=== EXERCISE ===
In the following material, identify every line holding the string "time" and return it.

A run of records
________________________________________

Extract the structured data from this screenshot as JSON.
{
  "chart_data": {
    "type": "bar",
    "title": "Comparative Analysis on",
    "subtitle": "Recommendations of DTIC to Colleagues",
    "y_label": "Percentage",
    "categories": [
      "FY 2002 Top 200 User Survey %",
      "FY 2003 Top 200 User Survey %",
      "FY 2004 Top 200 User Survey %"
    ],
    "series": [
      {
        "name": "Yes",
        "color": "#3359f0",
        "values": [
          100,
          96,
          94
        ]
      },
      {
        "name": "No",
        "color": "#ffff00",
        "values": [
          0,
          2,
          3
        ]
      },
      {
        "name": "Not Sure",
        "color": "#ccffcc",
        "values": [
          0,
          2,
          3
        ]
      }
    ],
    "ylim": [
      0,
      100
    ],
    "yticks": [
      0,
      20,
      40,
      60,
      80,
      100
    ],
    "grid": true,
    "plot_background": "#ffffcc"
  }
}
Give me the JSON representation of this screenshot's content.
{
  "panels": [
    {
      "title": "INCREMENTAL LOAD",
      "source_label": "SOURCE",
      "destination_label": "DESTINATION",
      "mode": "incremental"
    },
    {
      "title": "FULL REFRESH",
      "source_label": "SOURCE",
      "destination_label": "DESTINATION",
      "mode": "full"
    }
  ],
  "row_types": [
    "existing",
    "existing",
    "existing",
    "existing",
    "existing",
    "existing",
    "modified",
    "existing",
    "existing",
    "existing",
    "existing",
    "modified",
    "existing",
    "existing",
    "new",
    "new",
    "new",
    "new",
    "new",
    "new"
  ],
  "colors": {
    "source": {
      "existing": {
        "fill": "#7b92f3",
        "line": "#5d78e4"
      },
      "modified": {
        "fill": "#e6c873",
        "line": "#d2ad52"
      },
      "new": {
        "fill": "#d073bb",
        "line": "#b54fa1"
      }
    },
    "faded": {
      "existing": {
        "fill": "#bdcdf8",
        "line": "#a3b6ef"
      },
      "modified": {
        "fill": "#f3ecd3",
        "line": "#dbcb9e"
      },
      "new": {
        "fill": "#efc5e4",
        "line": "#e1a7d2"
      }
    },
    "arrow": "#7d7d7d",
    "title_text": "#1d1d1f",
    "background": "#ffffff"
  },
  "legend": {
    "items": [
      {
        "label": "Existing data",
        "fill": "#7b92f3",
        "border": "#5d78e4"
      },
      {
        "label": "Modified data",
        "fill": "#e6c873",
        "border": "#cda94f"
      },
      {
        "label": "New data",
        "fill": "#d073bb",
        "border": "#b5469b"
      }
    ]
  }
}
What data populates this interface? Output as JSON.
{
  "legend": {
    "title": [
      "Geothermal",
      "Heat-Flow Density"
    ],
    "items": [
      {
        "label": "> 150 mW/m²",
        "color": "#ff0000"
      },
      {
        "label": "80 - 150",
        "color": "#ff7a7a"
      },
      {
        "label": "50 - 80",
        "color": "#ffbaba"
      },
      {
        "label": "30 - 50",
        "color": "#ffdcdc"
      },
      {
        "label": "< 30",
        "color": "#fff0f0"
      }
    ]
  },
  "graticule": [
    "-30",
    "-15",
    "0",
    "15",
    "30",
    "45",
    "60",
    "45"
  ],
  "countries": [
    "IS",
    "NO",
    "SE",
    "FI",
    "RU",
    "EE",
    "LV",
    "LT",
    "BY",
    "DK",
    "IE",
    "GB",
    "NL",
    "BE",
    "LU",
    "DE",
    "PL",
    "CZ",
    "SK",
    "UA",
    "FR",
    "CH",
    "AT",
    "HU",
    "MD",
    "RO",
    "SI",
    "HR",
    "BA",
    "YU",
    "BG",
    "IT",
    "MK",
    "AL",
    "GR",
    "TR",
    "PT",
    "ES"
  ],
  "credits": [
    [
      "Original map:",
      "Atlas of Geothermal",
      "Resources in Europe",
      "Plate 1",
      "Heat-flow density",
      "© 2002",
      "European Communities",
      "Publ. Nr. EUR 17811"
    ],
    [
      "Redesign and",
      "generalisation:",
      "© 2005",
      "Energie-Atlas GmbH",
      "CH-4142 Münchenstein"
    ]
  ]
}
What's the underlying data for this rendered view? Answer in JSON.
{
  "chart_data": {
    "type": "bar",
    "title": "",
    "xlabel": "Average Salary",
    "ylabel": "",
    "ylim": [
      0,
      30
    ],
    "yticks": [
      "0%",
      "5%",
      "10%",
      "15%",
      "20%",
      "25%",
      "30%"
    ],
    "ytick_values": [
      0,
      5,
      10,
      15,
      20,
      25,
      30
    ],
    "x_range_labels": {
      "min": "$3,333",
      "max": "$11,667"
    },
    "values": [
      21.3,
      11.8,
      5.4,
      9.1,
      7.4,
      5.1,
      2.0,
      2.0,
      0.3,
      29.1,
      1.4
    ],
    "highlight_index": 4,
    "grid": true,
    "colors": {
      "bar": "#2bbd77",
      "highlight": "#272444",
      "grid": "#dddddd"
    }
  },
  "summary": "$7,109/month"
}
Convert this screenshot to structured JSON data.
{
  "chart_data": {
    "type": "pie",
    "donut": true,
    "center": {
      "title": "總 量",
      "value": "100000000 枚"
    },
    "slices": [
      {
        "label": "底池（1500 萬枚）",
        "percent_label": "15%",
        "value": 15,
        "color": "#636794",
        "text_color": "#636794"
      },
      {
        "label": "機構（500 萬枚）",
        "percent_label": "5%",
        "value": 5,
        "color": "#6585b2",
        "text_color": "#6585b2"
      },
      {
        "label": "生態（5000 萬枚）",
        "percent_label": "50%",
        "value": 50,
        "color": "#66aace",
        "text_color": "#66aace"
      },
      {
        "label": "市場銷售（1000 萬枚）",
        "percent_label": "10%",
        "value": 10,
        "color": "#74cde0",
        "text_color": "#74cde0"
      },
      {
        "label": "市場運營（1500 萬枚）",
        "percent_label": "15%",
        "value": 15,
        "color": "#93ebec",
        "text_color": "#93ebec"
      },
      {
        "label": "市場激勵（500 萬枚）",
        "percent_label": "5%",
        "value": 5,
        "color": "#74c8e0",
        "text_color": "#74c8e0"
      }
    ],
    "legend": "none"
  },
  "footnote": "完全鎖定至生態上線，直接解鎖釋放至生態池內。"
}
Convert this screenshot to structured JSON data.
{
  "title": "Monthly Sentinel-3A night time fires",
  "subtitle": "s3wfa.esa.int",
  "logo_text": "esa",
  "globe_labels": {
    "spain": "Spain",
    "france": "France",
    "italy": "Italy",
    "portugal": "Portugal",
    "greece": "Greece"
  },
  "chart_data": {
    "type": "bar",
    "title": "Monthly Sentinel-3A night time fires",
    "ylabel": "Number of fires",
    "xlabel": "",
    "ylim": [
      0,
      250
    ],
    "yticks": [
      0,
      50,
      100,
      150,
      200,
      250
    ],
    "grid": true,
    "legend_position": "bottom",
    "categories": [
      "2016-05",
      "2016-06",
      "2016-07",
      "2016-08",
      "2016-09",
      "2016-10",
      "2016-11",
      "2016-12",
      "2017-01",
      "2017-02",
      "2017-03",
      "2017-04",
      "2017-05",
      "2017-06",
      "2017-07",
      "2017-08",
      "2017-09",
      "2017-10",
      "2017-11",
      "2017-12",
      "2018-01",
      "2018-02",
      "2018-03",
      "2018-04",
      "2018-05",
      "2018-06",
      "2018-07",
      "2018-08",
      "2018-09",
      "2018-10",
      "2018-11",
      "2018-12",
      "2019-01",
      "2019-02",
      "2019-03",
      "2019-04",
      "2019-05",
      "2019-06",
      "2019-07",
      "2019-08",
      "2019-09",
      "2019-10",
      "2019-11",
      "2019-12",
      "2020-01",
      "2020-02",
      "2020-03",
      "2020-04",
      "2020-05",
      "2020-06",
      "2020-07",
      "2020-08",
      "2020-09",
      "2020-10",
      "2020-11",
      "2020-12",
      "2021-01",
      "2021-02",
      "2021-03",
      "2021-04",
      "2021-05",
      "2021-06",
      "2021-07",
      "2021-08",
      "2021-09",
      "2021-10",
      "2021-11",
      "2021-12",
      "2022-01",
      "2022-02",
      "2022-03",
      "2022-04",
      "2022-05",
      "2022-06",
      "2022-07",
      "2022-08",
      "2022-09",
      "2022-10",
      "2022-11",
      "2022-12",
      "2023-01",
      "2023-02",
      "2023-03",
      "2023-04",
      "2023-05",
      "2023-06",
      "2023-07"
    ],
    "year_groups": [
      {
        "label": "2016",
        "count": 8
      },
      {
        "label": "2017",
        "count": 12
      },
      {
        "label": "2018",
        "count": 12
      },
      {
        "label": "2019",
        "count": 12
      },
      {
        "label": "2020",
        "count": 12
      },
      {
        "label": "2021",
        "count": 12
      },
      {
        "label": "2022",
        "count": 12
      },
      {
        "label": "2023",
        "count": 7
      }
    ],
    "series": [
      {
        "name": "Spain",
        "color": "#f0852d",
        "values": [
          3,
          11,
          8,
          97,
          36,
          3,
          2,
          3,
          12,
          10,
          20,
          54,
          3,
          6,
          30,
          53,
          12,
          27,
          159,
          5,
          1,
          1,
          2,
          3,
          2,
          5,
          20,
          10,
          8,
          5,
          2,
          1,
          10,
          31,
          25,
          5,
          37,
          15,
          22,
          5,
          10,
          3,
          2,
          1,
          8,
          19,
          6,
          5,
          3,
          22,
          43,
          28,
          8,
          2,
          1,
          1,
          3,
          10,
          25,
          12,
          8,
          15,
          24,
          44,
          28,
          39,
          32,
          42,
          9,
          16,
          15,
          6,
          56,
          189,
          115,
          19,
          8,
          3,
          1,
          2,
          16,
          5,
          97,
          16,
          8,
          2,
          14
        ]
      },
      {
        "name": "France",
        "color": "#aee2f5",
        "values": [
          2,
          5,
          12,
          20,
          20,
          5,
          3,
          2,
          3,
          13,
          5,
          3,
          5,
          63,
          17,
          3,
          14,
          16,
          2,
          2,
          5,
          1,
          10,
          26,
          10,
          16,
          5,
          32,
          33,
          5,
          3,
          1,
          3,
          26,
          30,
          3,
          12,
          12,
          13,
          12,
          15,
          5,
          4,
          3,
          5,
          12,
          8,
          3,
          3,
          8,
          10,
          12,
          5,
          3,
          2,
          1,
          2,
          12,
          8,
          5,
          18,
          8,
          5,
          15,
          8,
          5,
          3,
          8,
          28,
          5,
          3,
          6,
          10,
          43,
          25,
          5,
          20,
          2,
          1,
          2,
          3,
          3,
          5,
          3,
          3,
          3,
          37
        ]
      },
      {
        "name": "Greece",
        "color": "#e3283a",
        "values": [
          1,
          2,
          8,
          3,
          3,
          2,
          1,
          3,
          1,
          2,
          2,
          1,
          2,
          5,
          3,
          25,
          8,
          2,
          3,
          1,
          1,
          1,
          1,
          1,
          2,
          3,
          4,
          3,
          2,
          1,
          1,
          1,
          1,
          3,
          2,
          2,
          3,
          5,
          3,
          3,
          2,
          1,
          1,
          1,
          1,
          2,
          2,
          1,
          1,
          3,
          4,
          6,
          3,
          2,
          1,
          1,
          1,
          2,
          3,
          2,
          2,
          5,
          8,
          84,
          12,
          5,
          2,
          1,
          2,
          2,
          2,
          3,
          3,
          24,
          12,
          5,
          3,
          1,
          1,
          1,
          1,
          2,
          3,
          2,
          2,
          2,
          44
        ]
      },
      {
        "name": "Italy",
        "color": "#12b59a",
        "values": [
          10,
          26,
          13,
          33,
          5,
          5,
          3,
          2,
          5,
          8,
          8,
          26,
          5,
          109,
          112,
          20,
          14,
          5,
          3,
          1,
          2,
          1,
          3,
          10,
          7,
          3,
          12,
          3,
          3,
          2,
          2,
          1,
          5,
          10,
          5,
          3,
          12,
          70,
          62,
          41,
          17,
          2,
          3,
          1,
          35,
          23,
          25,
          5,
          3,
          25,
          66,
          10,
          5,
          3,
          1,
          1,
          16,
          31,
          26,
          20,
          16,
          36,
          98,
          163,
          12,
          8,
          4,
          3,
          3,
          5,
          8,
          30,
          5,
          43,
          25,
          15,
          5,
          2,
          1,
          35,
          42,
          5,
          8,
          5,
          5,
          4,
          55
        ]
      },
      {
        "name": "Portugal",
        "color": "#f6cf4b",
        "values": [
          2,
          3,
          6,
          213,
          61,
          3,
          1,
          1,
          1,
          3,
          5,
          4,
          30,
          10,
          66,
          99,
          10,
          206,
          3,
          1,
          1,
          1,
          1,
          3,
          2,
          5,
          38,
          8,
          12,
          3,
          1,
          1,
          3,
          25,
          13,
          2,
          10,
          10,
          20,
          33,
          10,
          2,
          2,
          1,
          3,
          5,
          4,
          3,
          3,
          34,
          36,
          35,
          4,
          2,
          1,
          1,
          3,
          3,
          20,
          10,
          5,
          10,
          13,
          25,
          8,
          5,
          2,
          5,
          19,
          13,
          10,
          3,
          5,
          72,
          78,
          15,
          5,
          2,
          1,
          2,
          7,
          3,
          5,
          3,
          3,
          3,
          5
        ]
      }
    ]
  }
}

________________________________________

=== ANSWER ===
  "title": "Monthly Sentinel-3A night time fires",
    "title": "Monthly Sentinel-3A night time fires",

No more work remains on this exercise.